--- begin EXERCISE MATERIAL ---

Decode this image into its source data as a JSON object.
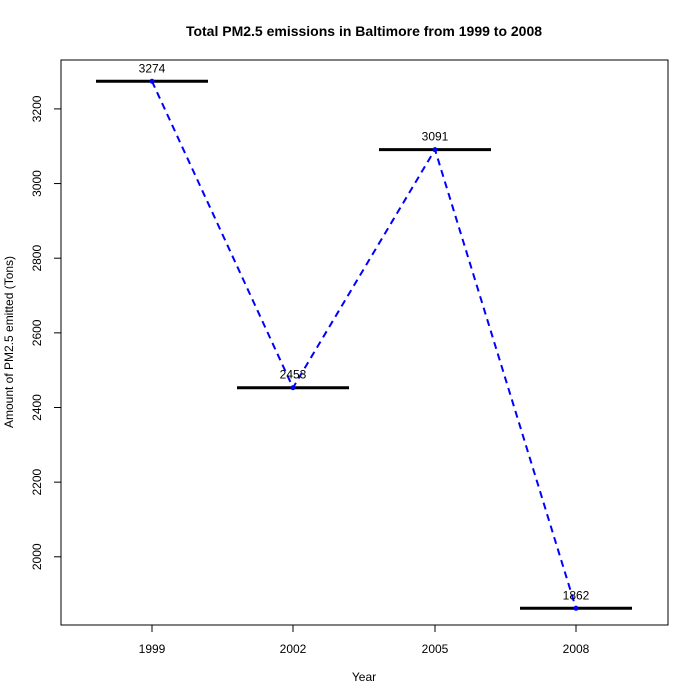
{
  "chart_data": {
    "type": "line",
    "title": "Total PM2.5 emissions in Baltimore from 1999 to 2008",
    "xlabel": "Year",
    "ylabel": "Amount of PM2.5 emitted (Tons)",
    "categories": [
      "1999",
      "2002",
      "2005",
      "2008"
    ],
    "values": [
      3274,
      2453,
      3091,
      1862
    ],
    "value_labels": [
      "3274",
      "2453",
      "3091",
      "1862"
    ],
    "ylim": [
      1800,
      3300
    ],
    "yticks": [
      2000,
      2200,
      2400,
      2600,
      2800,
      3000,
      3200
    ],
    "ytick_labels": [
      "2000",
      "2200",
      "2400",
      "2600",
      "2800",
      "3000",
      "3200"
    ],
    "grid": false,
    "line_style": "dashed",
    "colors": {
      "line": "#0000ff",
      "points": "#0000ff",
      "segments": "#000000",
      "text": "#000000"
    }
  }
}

--- end EXERCISE MATERIAL ---

__GOAL OF THE EXERCISE__. Repeat all of the data above word for word, minus the pictures.

__COMPLETED EXERCISE__.
Decode this image into its source data as a JSON object.
{
  "chart_data": {
    "type": "line",
    "title": "Total PM2.5 emissions in Baltimore from 1999 to 2008",
    "xlabel": "Year",
    "ylabel": "Amount of PM2.5 emitted (Tons)",
    "categories": [
      "1999",
      "2002",
      "2005",
      "2008"
    ],
    "values": [
      3274,
      2453,
      3091,
      1862
    ],
    "value_labels": [
      "3274",
      "2453",
      "3091",
      "1862"
    ],
    "ylim": [
      1800,
      3300
    ],
    "yticks": [
      2000,
      2200,
      2400,
      2600,
      2800,
      3000,
      3200
    ],
    "ytick_labels": [
      "2000",
      "2200",
      "2400",
      "2600",
      "2800",
      "3000",
      "3200"
    ],
    "grid": false,
    "line_style": "dashed",
    "colors": {
      "line": "#0000ff",
      "points": "#0000ff",
      "segments": "#000000",
      "text": "#000000"
    }
  }
}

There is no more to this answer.